Aim:
Determine how many lines contain the string "from". Respond with that number and nothing more.

Records supplied:
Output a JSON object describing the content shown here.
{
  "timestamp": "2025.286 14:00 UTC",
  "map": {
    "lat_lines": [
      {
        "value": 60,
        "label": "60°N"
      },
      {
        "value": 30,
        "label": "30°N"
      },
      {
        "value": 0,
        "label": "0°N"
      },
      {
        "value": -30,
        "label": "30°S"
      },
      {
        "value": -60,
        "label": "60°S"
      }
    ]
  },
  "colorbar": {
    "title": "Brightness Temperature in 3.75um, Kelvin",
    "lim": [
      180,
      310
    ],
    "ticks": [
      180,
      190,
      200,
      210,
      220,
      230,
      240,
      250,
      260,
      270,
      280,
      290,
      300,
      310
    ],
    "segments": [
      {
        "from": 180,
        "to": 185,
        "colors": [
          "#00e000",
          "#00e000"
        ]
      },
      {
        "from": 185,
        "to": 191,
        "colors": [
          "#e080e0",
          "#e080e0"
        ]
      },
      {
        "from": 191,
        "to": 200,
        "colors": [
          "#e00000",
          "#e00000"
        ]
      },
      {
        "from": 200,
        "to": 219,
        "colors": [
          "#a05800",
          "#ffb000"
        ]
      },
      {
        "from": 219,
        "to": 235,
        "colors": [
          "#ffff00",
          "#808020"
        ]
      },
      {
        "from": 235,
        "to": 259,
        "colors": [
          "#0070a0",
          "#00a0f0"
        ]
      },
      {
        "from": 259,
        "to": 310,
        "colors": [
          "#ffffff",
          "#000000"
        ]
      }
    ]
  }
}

Complete output:
7